[Records from a dataset]
§

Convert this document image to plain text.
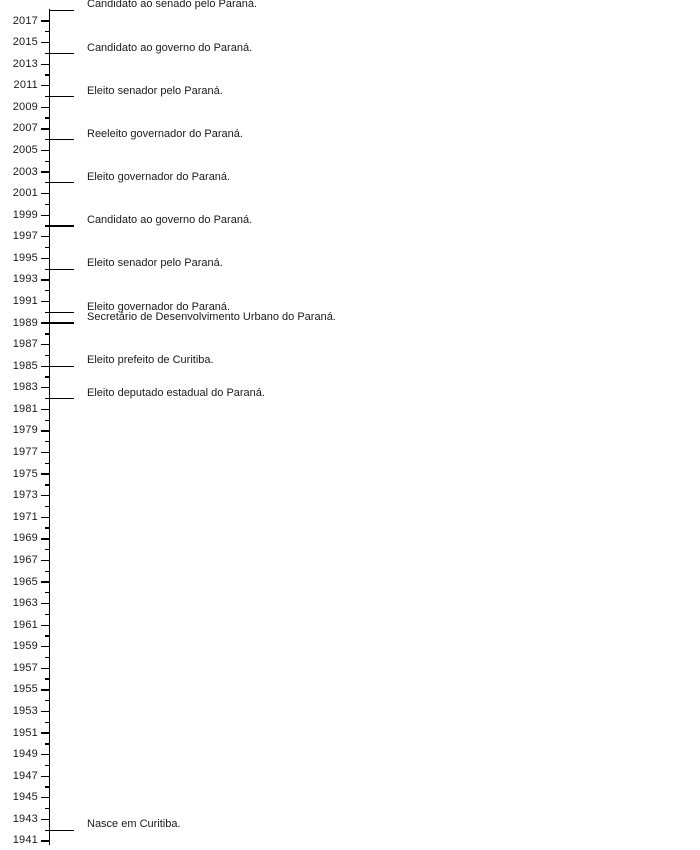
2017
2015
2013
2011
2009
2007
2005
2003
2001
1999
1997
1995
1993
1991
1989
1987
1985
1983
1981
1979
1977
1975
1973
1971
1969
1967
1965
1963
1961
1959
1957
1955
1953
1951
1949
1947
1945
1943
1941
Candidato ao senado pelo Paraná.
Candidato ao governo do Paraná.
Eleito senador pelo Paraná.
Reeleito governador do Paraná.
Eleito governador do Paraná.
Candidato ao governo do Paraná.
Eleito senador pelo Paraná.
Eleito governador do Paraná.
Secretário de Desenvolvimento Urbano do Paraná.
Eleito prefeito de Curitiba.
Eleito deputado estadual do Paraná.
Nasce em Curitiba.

§

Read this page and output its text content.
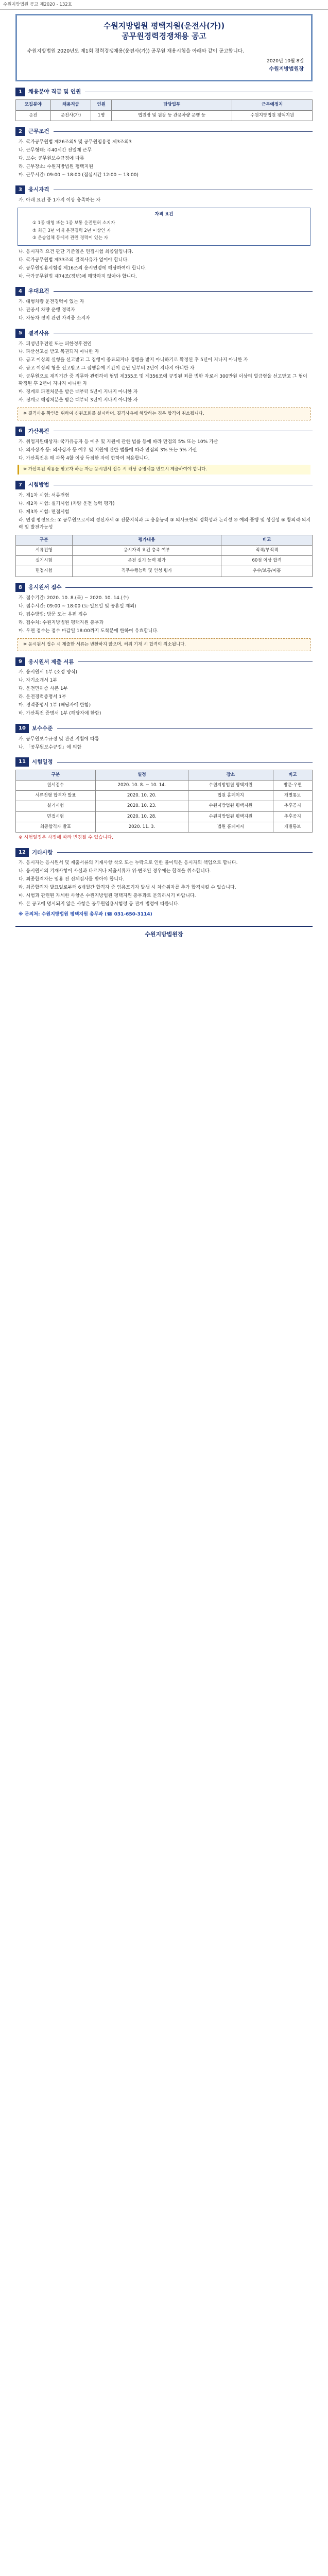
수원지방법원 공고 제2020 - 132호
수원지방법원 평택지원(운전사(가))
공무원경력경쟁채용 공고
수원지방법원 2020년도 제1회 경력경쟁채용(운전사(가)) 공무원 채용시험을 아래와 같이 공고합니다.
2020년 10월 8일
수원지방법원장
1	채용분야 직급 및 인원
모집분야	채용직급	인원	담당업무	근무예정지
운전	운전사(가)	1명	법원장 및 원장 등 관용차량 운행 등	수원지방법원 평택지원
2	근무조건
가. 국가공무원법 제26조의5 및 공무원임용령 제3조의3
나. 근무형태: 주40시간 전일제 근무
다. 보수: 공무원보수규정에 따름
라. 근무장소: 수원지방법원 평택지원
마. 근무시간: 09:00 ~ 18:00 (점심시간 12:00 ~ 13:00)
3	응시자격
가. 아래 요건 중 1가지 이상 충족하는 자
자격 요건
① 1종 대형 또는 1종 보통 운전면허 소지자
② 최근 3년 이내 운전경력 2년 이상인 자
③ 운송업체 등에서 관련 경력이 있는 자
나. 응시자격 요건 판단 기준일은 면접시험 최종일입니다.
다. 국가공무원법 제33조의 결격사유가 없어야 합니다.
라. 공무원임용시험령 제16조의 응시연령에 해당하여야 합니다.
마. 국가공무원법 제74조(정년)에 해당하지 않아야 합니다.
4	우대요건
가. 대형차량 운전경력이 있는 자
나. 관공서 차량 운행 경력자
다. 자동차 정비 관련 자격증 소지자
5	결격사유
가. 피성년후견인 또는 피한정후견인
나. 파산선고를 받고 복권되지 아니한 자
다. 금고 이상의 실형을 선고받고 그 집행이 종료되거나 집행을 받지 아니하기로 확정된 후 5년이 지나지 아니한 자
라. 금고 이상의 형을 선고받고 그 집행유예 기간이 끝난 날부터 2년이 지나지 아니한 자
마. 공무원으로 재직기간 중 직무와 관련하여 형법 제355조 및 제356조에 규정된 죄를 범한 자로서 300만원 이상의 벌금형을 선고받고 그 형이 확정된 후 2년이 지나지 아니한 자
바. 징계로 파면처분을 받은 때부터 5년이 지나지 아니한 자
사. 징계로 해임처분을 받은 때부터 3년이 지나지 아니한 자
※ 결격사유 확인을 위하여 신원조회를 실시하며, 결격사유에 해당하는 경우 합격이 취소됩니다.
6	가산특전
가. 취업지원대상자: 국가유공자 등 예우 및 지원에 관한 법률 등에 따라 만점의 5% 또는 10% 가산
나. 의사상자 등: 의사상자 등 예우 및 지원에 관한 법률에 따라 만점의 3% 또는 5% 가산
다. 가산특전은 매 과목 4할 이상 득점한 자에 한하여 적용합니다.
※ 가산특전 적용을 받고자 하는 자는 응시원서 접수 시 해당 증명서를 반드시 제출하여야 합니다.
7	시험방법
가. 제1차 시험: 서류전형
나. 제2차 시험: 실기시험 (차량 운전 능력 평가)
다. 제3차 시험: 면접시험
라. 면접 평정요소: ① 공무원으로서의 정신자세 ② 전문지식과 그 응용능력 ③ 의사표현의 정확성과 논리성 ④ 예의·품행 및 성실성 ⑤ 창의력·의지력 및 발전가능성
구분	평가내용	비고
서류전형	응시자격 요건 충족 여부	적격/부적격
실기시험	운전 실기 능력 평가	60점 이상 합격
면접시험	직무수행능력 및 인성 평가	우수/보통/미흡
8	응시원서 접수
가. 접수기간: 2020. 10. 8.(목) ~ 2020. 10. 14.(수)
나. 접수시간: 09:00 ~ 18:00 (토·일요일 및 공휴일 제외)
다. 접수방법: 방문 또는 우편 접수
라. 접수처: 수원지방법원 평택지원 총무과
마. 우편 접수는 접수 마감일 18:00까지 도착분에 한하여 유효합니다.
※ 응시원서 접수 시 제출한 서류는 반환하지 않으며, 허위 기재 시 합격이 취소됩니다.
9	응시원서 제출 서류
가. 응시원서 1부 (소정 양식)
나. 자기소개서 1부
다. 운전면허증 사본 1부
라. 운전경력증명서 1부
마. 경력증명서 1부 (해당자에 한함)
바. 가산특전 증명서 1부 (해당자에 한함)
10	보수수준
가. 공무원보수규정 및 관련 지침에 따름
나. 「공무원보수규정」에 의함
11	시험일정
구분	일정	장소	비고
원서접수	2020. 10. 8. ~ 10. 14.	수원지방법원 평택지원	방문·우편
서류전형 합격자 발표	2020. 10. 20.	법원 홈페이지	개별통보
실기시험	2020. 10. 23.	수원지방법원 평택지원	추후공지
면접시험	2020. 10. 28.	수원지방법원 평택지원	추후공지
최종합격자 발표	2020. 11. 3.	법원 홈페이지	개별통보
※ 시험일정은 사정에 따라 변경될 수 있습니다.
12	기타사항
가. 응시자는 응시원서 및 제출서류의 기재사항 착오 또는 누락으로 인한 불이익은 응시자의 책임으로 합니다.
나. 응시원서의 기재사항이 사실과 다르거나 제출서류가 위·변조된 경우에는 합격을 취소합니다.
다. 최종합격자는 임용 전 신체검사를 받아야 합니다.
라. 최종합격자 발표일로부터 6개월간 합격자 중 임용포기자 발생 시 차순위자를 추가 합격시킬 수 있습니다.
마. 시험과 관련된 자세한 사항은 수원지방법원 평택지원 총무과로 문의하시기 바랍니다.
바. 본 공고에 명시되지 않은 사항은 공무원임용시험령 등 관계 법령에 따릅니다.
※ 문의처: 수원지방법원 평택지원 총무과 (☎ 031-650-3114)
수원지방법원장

§

▶ _Exercise instructions_: From the listing above, return each line with the word "있습니다".

▶ _Right answer_:
※ 시험일정은 사정에 따라 변경될 수 있습니다.
라. 최종합격자 발표일로부터 6개월간 합격자 중 임용포기자 발생 시 차순위자를 추가 합격시킬 수 있습니다.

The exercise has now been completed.